* Records for processing
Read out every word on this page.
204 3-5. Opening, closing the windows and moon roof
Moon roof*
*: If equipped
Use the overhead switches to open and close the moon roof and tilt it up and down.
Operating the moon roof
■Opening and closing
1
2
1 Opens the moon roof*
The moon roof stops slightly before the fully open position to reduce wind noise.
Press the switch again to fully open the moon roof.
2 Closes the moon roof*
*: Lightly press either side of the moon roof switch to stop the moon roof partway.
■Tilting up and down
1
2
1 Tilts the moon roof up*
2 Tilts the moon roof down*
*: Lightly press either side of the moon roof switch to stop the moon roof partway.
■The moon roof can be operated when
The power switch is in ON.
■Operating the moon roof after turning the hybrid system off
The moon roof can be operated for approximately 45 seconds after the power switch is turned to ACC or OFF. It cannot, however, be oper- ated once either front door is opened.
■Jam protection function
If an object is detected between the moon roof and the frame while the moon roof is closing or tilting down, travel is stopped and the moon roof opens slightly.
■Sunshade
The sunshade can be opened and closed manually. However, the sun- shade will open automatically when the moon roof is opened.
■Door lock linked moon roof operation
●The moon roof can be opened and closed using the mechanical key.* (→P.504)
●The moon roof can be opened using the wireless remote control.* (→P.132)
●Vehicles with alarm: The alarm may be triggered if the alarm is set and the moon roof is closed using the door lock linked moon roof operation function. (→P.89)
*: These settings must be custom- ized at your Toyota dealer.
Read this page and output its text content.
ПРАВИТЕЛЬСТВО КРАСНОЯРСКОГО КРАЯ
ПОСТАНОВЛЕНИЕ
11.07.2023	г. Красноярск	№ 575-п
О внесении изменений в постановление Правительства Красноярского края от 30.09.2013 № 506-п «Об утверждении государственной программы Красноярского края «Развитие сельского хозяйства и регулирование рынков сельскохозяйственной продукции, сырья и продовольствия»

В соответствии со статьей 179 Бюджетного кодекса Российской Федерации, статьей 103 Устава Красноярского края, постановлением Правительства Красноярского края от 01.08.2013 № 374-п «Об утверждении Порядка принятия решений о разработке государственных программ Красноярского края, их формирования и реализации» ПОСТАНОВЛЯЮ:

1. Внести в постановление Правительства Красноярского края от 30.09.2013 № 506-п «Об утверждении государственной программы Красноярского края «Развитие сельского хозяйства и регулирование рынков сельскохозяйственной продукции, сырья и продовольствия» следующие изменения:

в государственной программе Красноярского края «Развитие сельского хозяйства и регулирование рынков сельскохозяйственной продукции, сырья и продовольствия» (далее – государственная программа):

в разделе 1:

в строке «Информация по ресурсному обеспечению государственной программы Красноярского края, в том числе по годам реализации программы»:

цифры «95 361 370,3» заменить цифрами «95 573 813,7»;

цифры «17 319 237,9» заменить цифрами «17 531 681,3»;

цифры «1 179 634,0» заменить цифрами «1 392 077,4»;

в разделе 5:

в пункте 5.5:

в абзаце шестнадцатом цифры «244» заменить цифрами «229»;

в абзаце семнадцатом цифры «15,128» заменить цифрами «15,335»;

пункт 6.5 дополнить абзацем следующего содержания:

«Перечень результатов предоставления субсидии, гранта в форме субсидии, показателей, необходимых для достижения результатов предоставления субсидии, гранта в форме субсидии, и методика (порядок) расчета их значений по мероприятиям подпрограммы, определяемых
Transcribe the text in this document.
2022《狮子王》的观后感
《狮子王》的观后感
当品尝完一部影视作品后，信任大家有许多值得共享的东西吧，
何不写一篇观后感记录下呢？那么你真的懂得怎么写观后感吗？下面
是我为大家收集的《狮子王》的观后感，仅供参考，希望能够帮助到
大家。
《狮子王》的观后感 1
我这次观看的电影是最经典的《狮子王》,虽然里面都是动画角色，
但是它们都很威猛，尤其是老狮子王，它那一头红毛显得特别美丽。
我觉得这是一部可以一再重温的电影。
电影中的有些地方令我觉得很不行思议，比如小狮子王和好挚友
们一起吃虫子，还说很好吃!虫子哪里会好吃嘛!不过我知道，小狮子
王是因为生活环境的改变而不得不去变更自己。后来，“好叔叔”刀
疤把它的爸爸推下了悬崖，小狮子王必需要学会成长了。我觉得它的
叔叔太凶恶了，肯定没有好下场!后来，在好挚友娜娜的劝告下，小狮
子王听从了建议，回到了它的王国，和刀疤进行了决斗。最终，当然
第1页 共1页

* Stated problem
Repeat every entry exactly as written above.

* Finished exercise
Read out every word on this page.
204 3-5. Opening, closing the windows and moon roof
Moon roof*
*: If equipped
Use the overhead switches to open and close the moon roof and tilt it up and down.
Operating the moon roof
■Opening and closing
1
2
1 Opens the moon roof*
The moon roof stops slightly before the fully open position to reduce wind noise.
Press the switch again to fully open the moon roof.
2 Closes the moon roof*
*: Lightly press either side of the moon roof switch to stop the moon roof partway.
■Tilting up and down
1
2
1 Tilts the moon roof up*
2 Tilts the moon roof down*
*: Lightly press either side of the moon roof switch to stop the moon roof partway.
■The moon roof can be operated when
The power switch is in ON.
■Operating the moon roof after turning the hybrid system off
The moon roof can be operated for approximately 45 seconds after the power switch is turned to ACC or OFF. It cannot, however, be oper- ated once either front door is opened.
■Jam protection function
If an object is detected between the moon roof and the frame while the moon roof is closing or tilting down, travel is stopped and the moon roof opens slightly.
■Sunshade
The sunshade can be opened and closed manually. However, the sun- shade will open automatically when the moon roof is opened.
■Door lock linked moon roof operation
●The moon roof can be opened and closed using the mechanical key.* (→P.504)
●The moon roof can be opened using the wireless remote control.* (→P.132)
●Vehicles with alarm: The alarm may be triggered if the alarm is set and the moon roof is closed using the door lock linked moon roof operation function. (→P.89)
*: These settings must be custom- ized at your Toyota dealer.
Read this page and output its text content.
ПРАВИТЕЛЬСТВО КРАСНОЯРСКОГО КРАЯ
ПОСТАНОВЛЕНИЕ
11.07.2023	г. Красноярск	№ 575-п
О внесении изменений в постановление Правительства Красноярского края от 30.09.2013 № 506-п «Об утверждении государственной программы Красноярского края «Развитие сельского хозяйства и регулирование рынков сельскохозяйственной продукции, сырья и продовольствия»

В соответствии со статьей 179 Бюджетного кодекса Российской Федерации, статьей 103 Устава Красноярского края, постановлением Правительства Красноярского края от 01.08.2013 № 374-п «Об утверждении Порядка принятия решений о разработке государственных программ Красноярского края, их формирования и реализации» ПОСТАНОВЛЯЮ:

1. Внести в постановление Правительства Красноярского края от 30.09.2013 № 506-п «Об утверждении государственной программы Красноярского края «Развитие сельского хозяйства и регулирование рынков сельскохозяйственной продукции, сырья и продовольствия» следующие изменения:

в государственной программе Красноярского края «Развитие сельского хозяйства и регулирование рынков сельскохозяйственной продукции, сырья и продовольствия» (далее – государственная программа):

в разделе 1:

в строке «Информация по ресурсному обеспечению государственной программы Красноярского края, в том числе по годам реализации программы»:

цифры «95 361 370,3» заменить цифрами «95 573 813,7»;

цифры «17 319 237,9» заменить цифрами «17 531 681,3»;

цифры «1 179 634,0» заменить цифрами «1 392 077,4»;

в разделе 5:

в пункте 5.5:

в абзаце шестнадцатом цифры «244» заменить цифрами «229»;

в абзаце семнадцатом цифры «15,128» заменить цифрами «15,335»;

пункт 6.5 дополнить абзацем следующего содержания:

«Перечень результатов предоставления субсидии, гранта в форме субсидии, показателей, необходимых для достижения результатов предоставления субсидии, гранта в форме субсидии, и методика (порядок) расчета их значений по мероприятиям подпрограммы, определяемых
Transcribe the text in this document.
2022《狮子王》的观后感
《狮子王》的观后感
当品尝完一部影视作品后，信任大家有许多值得共享的东西吧，
何不写一篇观后感记录下呢？那么你真的懂得怎么写观后感吗？下面
是我为大家收集的《狮子王》的观后感，仅供参考，希望能够帮助到
大家。
《狮子王》的观后感 1
我这次观看的电影是最经典的《狮子王》,虽然里面都是动画角色，
但是它们都很威猛，尤其是老狮子王，它那一头红毛显得特别美丽。
我觉得这是一部可以一再重温的电影。
电影中的有些地方令我觉得很不行思议，比如小狮子王和好挚友
们一起吃虫子，还说很好吃!虫子哪里会好吃嘛!不过我知道，小狮子
王是因为生活环境的改变而不得不去变更自己。后来，“好叔叔”刀
疤把它的爸爸推下了悬崖，小狮子王必需要学会成长了。我觉得它的
叔叔太凶恶了，肯定没有好下场!后来，在好挚友娜娜的劝告下，小狮
子王听从了建议，回到了它的王国，和刀疤进行了决斗。最终，当然
第1页 共1页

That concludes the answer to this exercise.